Sort through the entries below and pull out lines containing the word "azurofilnego".

Available records:
——

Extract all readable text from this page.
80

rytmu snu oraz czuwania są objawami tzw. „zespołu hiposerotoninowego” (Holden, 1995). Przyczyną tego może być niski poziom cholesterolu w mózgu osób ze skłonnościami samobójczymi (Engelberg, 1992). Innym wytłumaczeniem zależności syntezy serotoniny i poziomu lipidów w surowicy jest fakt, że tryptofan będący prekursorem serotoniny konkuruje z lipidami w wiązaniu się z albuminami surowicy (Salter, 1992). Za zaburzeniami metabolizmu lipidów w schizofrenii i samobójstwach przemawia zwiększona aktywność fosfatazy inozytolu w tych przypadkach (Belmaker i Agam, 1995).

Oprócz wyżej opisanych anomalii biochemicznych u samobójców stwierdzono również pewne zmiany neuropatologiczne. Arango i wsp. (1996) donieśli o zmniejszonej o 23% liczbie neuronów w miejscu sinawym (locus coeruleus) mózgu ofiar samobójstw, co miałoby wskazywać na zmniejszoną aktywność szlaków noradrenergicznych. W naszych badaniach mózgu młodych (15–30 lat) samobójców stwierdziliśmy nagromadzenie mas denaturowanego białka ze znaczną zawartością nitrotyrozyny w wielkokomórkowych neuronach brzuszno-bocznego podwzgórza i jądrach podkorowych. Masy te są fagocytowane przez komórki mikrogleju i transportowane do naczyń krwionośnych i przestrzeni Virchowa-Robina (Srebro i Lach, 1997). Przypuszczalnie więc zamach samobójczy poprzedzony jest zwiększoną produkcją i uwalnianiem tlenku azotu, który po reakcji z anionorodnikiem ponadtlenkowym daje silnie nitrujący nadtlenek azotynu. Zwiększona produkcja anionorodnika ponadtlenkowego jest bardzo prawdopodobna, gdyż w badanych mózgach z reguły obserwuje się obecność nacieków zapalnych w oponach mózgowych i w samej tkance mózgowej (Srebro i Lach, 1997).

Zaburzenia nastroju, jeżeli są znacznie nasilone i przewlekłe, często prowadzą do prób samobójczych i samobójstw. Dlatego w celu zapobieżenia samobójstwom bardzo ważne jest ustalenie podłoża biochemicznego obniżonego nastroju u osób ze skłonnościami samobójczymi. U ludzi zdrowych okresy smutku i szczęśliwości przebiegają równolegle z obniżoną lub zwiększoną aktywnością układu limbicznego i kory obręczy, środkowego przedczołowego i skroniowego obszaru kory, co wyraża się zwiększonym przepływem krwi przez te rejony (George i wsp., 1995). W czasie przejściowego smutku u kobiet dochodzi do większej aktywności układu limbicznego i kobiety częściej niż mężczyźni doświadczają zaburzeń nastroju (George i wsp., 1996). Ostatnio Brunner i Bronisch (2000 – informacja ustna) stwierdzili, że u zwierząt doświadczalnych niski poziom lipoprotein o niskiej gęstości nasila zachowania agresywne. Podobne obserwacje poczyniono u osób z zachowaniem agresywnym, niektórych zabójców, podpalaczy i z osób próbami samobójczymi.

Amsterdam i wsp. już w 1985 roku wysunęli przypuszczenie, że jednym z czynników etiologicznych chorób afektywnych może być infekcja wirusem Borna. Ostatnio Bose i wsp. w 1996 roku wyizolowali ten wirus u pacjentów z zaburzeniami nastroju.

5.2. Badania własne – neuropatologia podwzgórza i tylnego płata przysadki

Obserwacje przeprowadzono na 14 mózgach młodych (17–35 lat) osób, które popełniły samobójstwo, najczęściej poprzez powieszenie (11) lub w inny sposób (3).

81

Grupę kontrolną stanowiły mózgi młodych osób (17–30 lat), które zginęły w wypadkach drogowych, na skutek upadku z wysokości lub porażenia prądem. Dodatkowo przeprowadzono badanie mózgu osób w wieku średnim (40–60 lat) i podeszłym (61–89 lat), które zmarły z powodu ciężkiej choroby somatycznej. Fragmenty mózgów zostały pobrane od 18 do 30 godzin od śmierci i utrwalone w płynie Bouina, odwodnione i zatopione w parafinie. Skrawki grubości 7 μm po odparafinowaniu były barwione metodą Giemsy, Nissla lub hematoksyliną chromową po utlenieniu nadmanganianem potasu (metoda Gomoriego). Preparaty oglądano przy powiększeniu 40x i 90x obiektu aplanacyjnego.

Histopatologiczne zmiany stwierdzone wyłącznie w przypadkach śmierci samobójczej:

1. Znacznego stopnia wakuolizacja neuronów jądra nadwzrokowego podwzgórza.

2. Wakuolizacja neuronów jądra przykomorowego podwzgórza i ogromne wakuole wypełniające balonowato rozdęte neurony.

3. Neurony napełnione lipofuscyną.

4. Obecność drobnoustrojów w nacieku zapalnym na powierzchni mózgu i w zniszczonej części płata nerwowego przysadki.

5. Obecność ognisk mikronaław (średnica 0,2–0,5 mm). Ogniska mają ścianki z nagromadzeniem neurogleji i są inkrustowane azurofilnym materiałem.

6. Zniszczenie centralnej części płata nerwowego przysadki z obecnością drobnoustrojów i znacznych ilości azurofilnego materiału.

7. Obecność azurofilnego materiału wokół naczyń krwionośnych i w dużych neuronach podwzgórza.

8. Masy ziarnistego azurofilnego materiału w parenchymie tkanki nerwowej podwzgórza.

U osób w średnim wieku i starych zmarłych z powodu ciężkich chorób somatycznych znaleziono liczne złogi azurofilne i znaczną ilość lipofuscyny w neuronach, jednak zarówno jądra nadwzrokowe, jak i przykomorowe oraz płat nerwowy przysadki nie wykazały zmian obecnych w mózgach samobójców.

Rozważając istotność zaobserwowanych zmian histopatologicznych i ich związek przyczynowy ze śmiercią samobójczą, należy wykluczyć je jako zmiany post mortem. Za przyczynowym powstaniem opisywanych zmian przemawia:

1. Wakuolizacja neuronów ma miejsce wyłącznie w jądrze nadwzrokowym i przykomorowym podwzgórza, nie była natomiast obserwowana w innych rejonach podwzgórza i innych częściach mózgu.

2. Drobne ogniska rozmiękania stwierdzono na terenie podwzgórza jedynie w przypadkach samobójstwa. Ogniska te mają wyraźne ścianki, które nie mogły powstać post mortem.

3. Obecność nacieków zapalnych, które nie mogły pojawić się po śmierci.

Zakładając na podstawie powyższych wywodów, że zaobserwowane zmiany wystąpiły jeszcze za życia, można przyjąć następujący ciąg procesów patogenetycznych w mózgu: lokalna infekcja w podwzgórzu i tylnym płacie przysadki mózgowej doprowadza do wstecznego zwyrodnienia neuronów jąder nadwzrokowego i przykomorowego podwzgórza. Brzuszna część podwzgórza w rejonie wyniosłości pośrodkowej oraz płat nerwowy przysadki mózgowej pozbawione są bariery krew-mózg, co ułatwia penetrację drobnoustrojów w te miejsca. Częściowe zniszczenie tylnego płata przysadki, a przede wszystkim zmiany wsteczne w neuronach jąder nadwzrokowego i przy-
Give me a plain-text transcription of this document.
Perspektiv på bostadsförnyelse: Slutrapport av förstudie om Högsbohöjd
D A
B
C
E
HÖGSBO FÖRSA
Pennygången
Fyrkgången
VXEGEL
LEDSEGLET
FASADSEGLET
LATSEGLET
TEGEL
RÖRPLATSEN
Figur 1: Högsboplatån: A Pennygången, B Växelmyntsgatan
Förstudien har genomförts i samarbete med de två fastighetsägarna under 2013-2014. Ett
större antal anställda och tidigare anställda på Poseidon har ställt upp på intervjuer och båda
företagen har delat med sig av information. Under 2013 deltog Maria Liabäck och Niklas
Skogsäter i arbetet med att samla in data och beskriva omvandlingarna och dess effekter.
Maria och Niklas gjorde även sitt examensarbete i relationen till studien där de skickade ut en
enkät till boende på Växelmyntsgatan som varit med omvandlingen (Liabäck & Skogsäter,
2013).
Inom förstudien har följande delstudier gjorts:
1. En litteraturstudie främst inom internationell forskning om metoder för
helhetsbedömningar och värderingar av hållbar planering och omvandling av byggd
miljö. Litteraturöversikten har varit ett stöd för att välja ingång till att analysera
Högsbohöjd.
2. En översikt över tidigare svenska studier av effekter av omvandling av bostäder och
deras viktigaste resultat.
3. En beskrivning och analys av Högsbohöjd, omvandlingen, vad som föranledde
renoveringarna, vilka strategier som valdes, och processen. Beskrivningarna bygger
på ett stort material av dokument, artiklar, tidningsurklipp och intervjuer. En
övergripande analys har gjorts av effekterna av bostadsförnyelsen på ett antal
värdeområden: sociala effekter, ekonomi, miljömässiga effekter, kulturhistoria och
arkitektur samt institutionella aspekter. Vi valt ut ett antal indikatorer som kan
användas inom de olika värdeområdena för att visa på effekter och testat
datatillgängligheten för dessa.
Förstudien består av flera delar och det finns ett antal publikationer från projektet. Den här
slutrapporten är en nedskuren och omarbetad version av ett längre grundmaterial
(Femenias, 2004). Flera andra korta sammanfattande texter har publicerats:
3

——

Exercise solution:
6. Zniszczenie centralnej części płata nerwowego przysadki z obecnością drobnoustrojów i znacznych ilości azurofilnego materiału.
7. Obecność azurofilnego materiału wokół naczyń krwionośnych i w dużych neuronach podwzgórza.
8. Masy ziarnistego azurofilnego materiału w parenchymie tkanki nerwowej podwzgórza.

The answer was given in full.